[Records from a collection of figures]
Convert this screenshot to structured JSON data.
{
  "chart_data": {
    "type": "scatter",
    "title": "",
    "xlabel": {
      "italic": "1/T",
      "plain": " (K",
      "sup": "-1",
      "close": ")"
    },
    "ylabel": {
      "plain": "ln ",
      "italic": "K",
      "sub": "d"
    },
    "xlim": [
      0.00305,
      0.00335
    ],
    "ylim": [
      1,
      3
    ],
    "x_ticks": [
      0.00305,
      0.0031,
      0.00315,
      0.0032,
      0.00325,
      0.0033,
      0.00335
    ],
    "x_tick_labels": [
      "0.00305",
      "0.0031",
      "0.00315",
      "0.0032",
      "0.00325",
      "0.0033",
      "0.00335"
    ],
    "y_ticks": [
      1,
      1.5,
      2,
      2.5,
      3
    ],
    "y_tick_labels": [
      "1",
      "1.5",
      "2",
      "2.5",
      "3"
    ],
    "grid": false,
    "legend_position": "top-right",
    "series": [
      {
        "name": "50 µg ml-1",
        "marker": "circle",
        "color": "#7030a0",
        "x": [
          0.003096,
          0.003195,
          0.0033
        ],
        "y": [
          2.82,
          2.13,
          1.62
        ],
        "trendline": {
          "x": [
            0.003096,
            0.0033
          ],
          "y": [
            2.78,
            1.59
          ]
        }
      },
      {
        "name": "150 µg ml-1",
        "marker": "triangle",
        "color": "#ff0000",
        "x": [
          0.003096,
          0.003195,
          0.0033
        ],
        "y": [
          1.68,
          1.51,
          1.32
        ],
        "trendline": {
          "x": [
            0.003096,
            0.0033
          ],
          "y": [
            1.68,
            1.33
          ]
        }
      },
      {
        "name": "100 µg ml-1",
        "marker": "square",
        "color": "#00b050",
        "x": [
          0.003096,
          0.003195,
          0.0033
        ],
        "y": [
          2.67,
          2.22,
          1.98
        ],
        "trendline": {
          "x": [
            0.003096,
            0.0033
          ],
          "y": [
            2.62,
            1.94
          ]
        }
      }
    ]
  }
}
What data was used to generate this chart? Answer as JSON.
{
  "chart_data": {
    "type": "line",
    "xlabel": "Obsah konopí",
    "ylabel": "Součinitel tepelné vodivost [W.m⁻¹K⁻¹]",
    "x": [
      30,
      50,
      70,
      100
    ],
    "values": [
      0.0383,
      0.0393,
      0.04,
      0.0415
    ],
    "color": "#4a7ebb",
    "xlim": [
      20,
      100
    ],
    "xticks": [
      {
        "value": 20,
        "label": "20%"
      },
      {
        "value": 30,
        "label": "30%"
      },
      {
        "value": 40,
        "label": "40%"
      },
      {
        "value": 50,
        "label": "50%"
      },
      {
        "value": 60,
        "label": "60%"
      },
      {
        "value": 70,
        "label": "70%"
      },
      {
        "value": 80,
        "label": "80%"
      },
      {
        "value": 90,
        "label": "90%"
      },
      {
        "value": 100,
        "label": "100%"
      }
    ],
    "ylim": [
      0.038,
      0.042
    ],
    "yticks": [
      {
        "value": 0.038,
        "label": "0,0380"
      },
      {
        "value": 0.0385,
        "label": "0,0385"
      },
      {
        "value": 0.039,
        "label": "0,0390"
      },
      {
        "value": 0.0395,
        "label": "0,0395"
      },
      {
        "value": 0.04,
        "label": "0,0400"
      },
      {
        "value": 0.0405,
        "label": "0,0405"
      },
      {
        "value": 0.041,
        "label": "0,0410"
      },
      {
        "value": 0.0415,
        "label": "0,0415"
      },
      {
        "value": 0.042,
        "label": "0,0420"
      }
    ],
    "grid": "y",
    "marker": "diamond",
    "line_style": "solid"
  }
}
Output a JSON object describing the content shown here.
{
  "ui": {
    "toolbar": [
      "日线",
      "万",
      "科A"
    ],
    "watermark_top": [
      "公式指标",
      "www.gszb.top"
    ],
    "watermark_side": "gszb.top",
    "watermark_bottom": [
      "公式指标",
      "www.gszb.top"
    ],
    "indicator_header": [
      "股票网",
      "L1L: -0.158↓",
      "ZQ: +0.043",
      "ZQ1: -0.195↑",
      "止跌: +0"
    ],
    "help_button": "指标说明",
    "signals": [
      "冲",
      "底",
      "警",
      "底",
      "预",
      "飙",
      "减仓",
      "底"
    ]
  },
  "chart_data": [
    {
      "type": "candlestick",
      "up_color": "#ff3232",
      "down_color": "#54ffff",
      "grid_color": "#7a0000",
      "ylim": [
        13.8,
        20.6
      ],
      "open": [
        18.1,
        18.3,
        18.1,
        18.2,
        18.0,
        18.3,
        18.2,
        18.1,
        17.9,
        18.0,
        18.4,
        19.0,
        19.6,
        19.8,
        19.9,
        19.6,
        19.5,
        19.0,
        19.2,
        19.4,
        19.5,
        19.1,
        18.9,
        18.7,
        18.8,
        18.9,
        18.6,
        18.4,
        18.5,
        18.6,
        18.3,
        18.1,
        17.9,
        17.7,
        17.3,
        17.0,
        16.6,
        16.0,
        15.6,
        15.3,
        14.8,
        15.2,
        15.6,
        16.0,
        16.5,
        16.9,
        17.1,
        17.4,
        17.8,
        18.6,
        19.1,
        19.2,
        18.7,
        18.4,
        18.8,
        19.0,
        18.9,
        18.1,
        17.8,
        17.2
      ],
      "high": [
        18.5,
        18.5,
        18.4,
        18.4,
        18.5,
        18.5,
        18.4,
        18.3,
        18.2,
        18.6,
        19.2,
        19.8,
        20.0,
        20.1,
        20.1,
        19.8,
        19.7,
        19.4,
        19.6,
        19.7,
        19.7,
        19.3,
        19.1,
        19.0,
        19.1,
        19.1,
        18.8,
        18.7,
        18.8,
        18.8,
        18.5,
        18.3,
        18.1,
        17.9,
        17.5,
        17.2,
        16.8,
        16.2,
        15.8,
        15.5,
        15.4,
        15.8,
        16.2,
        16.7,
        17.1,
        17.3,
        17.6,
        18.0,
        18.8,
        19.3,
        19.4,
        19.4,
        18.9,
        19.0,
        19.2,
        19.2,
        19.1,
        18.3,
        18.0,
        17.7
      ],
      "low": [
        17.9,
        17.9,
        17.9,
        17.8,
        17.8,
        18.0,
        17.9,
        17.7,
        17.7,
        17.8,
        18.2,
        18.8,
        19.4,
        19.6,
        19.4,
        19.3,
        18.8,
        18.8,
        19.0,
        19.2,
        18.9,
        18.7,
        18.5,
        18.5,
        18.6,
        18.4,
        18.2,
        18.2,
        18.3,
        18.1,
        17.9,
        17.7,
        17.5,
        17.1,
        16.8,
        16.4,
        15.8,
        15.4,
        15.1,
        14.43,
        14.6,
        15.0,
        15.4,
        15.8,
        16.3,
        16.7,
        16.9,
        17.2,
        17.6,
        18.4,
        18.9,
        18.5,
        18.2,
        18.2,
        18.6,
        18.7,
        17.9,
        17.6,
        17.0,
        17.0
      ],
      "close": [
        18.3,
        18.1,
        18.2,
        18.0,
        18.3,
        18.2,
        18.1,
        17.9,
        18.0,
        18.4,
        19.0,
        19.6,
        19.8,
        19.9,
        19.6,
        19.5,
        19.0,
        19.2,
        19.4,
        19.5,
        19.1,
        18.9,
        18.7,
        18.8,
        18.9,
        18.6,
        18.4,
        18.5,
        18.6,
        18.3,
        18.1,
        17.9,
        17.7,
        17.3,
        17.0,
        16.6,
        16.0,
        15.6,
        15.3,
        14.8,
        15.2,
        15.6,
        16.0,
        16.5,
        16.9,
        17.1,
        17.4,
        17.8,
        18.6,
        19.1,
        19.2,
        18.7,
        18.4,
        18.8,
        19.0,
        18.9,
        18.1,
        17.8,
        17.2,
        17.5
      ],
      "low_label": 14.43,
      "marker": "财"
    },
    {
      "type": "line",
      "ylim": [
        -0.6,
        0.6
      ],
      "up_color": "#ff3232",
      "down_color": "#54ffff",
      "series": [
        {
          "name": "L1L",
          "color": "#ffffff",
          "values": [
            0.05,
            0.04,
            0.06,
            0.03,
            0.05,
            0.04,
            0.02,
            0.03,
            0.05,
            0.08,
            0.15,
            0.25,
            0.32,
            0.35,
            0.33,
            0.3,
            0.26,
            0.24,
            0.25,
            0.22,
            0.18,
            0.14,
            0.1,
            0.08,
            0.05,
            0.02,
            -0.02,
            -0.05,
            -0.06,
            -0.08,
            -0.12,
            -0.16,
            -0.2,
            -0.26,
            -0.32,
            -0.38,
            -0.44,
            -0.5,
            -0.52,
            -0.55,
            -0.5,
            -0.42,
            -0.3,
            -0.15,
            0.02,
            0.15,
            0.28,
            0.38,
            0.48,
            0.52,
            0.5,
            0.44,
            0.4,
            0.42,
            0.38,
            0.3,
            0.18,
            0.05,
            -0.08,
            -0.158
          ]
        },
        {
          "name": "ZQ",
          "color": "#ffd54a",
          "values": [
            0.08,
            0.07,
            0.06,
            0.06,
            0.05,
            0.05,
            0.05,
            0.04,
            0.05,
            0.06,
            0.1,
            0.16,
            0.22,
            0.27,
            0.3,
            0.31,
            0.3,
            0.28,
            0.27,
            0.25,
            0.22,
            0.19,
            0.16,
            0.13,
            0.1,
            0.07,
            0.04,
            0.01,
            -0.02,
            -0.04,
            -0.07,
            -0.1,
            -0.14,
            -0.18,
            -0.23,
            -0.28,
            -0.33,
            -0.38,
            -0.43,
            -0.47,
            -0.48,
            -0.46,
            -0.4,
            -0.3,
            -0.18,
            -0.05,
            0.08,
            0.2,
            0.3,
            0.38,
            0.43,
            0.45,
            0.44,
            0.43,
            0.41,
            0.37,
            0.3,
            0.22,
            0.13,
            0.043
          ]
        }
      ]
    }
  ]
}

## WHAT YOU HAVE TO DO
Return only the number of lines in the data that contain "this".

## PROBLEM SOLUTION
2